◆ **GIVEN INFORMATION**:
>> START

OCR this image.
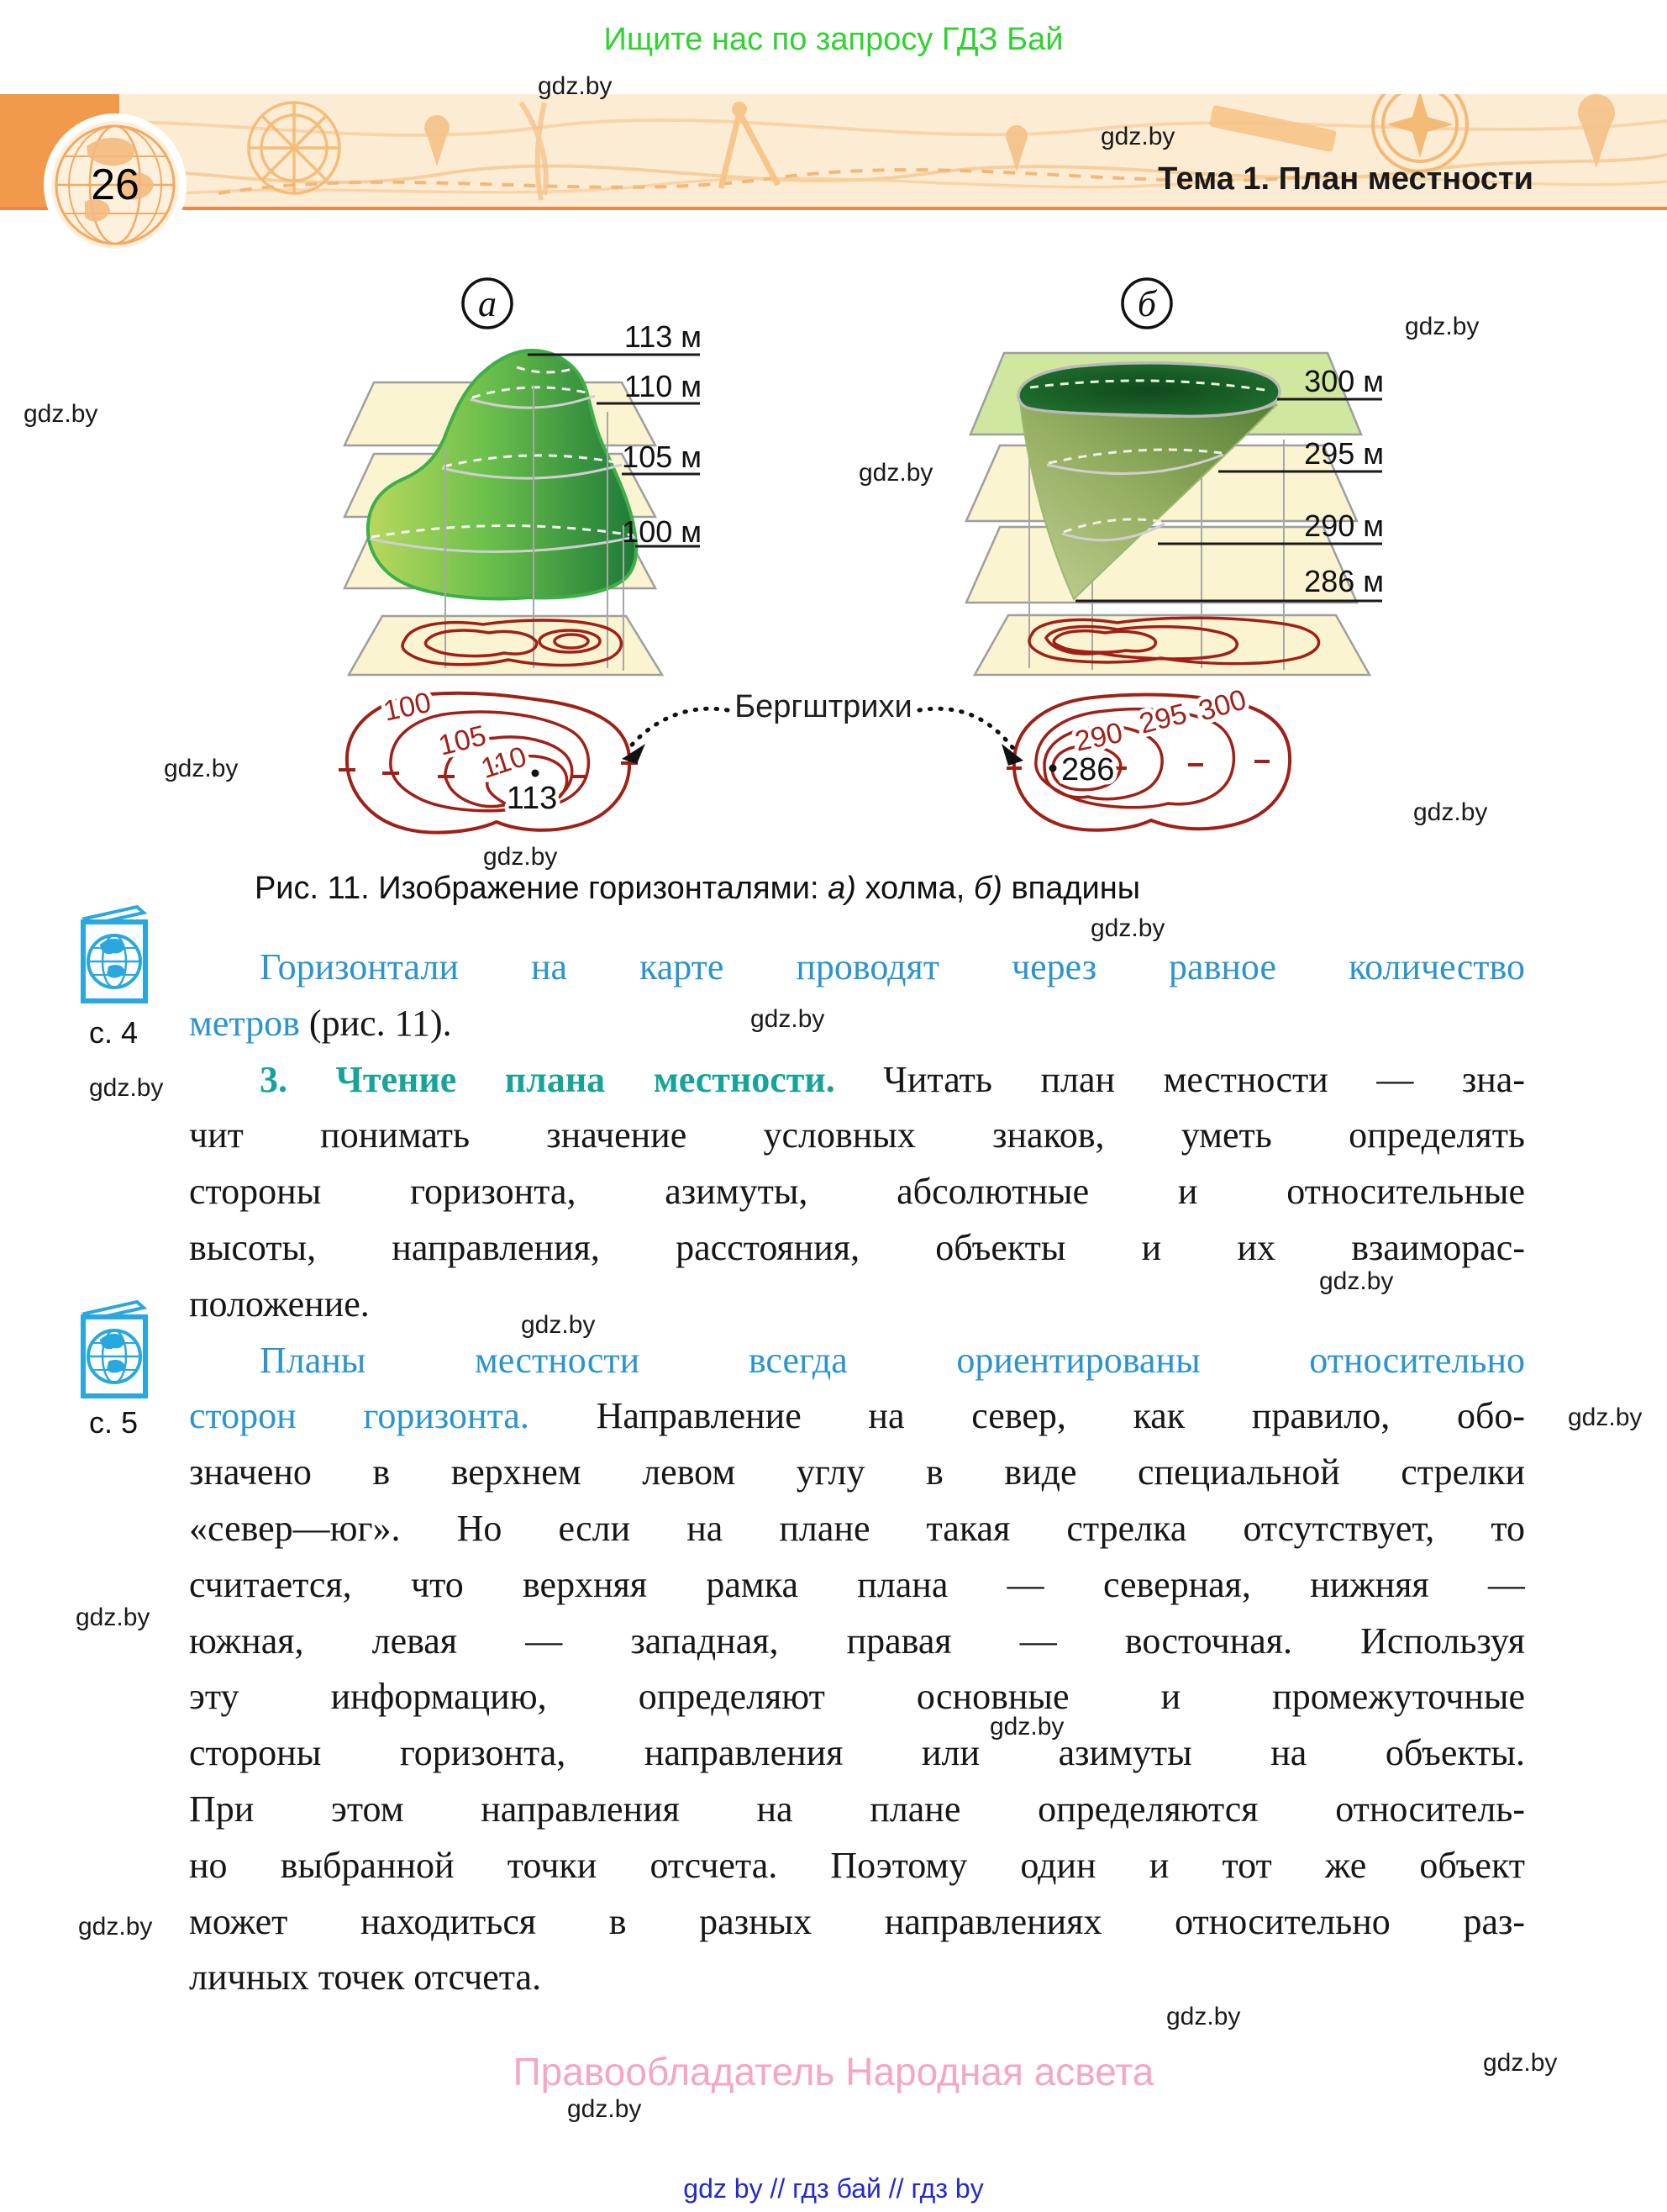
Ищите нас по запросу ГДЗ Бай
26	Тема 1. План местности
113 м
110 м
105 м
100 м
а
300 м
295 м
290 м
286 м
б
100
105
110
113
290 295 300
286
Бергштрихи
Рис. 11. Изображение горизонталями: а) холма, б) впадины
с. 4
с. 5
Горизонтали на карте проводят через равное количество
метров (рис. 11).
3. Чтение плана местности. Читать план местности — зна-
чит понимать значение условных знаков, уметь определять
стороны горизонта, азимуты, абсолютные и относительные
высоты, направления, расстояния, объекты и их взаиморас-
положение.
Планы местности всегда ориентированы относительно
сторон горизонта. Направление на север, как правило, обо-
значено в верхнем левом углу в виде специальной стрелки
«север—юг». Но если на плане такая стрелка отсутствует, то
считается, что верхняя рамка плана — северная, нижняя —
южная, левая — западная, правая — восточная. Используя
эту информацию, определяют основные и промежуточные
стороны горизонта, направления или азимуты на объекты.
При этом направления на плане определяются относитель-
но выбранной точки отсчета. Поэтому один и тот же объект
может находиться в разных направлениях относительно раз-
личных точек отсчета.
gdz.by
gdz.by
gdz.by
gdz.by
gdz.by
gdz.by
gdz.by
gdz.by
gdz.by
gdz.by
gdz.by
gdz.by
gdz.by
gdz.by
gdz.by
gdz.by
gdz.by
gdz.by
gdz.by
gdz.by
Правообладатель Народная асвета
gdz by // гдз бай // гдз by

>> END

◆ **WHAT YOU SHOULD DO**: Give every line above again exactly, with no pictures.

◆ **WRITTEN SOLUTION**:
OCR this image.
Ищите нас по запросу ГДЗ Бай
26	Тема 1. План местности
113 м
110 м
105 м
100 м
а
300 м
295 м
290 м
286 м
б
100
105
110
113
290 295 300
286
Бергштрихи
Рис. 11. Изображение горизонталями: а) холма, б) впадины
с. 4
с. 5
Горизонтали на карте проводят через равное количество
метров (рис. 11).
3. Чтение плана местности. Читать план местности — зна-
чит понимать значение условных знаков, уметь определять
стороны горизонта, азимуты, абсолютные и относительные
высоты, направления, расстояния, объекты и их взаиморас-
положение.
Планы местности всегда ориентированы относительно
сторон горизонта. Направление на север, как правило, обо-
значено в верхнем левом углу в виде специальной стрелки
«север—юг». Но если на плане такая стрелка отсутствует, то
считается, что верхняя рамка плана — северная, нижняя —
южная, левая — западная, правая — восточная. Используя
эту информацию, определяют основные и промежуточные
стороны горизонта, направления или азимуты на объекты.
При этом направления на плане определяются относитель-
но выбранной точки отсчета. Поэтому один и тот же объект
может находиться в разных направлениях относительно раз-
личных точек отсчета.
gdz.by
gdz.by
gdz.by
gdz.by
gdz.by
gdz.by
gdz.by
gdz.by
gdz.by
gdz.by
gdz.by
gdz.by
gdz.by
gdz.by
gdz.by
gdz.by
gdz.by
gdz.by
gdz.by
gdz.by
Правообладатель Народная асвета
gdz by // гдз бай // гдз by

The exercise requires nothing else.